===== Record extracts
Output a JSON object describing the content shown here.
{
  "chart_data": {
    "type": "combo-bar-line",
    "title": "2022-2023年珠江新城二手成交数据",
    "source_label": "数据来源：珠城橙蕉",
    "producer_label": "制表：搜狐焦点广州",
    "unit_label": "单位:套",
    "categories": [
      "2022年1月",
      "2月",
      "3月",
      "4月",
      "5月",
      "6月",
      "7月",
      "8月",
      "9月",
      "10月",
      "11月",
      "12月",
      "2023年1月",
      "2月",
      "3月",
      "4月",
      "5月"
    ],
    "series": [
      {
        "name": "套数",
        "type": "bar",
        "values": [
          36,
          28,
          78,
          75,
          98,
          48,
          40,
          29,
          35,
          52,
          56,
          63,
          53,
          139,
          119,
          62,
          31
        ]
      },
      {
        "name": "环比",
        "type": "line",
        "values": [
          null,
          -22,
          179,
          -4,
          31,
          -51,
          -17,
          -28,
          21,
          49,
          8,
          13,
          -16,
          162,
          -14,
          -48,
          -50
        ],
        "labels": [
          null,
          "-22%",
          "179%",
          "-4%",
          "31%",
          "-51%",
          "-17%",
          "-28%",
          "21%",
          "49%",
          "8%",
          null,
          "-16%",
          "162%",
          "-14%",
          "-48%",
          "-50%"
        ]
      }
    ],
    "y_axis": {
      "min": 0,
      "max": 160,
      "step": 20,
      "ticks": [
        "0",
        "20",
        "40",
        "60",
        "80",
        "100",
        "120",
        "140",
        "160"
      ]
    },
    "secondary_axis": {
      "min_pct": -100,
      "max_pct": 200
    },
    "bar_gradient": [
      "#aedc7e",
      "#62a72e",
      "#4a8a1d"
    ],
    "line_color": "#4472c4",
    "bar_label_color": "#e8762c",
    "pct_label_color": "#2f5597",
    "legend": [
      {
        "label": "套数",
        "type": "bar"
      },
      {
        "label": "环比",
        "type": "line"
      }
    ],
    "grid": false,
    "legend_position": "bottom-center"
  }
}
==========
Using the listing, collect all lines in which the string "type" is found.

Written solution =
    "type": "combo-bar-line",
        "type": "bar",
        "type": "line",
        "type": "bar"
        "type": "line"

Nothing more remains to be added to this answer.